> Dataset records:
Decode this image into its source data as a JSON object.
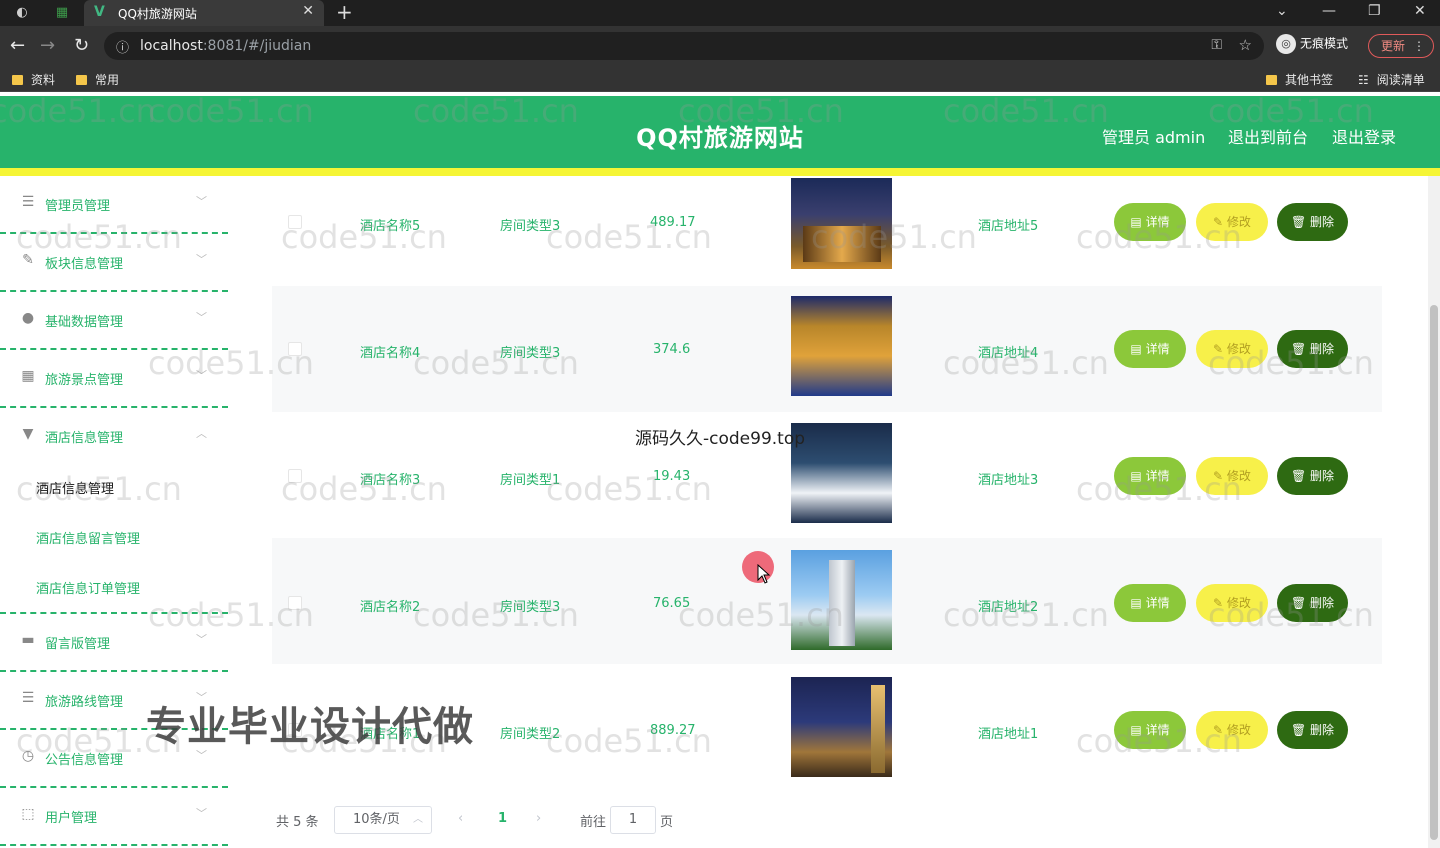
{
  "browser": {
    "tab_title": "QQ村旅游网站",
    "url_host": "localhost",
    "url_path": ":8081/#/jiudian",
    "incognito_label": "无痕模式",
    "update_label": "更新",
    "bookmarks": [
      "资料",
      "常用"
    ],
    "bookmarks_right": [
      "其他书签",
      "阅读清单"
    ]
  },
  "header": {
    "site_title": "QQ村旅游网站",
    "admin_label": "管理员 admin",
    "to_front_label": "退出到前台",
    "logout_label": "退出登录",
    "accent_color": "#27b36b",
    "stripe_color": "#f5f535"
  },
  "sidebar": {
    "items": [
      {
        "label": "管理员管理",
        "icon": "list-icon"
      },
      {
        "label": "板块信息管理",
        "icon": "pen-icon"
      },
      {
        "label": "基础数据管理",
        "icon": "bulb-icon"
      },
      {
        "label": "旅游景点管理",
        "icon": "grid-icon"
      },
      {
        "label": "酒店信息管理",
        "icon": "sign-icon"
      },
      {
        "label": "留言版管理",
        "icon": "chat-icon"
      },
      {
        "label": "旅游路线管理",
        "icon": "sliders-icon"
      },
      {
        "label": "公告信息管理",
        "icon": "clock-icon"
      },
      {
        "label": "用户管理",
        "icon": "frame-icon"
      }
    ],
    "submenu": [
      {
        "label": "酒店信息管理",
        "active": true
      },
      {
        "label": "酒店信息留言管理",
        "active": false
      },
      {
        "label": "酒店信息订单管理",
        "active": false
      }
    ]
  },
  "table": {
    "rows": [
      {
        "name": "酒店名称5",
        "type": "房间类型3",
        "price": "489.17",
        "address": "酒店地址5"
      },
      {
        "name": "酒店名称4",
        "type": "房间类型3",
        "price": "374.6",
        "address": "酒店地址4"
      },
      {
        "name": "酒店名称3",
        "type": "房间类型1",
        "price": "19.43",
        "address": "酒店地址3"
      },
      {
        "name": "酒店名称2",
        "type": "房间类型3",
        "price": "76.65",
        "address": "酒店地址2"
      },
      {
        "name": "酒店名称1",
        "type": "房间类型2",
        "price": "889.27",
        "address": "酒店地址1"
      }
    ],
    "detail_label": "详情",
    "edit_label": "修改",
    "delete_label": "删除"
  },
  "pagination": {
    "total_label": "共 5 条",
    "page_size_label": "10条/页",
    "current_page": "1",
    "goto_label": "前往",
    "goto_value": "1",
    "page_suffix": "页"
  },
  "overlays": {
    "small_text": "源码久久-code99.top",
    "big_text": "专业毕业设计代做",
    "watermark": "code51.cn"
  }
}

> What you will do: From the listing above, pick out every line containing "address".

> Response to the task:
        "address": "酒店地址5"
        "address": "酒店地址4"
        "address": "酒店地址3"
        "address": "酒店地址2"
        "address": "酒店地址1"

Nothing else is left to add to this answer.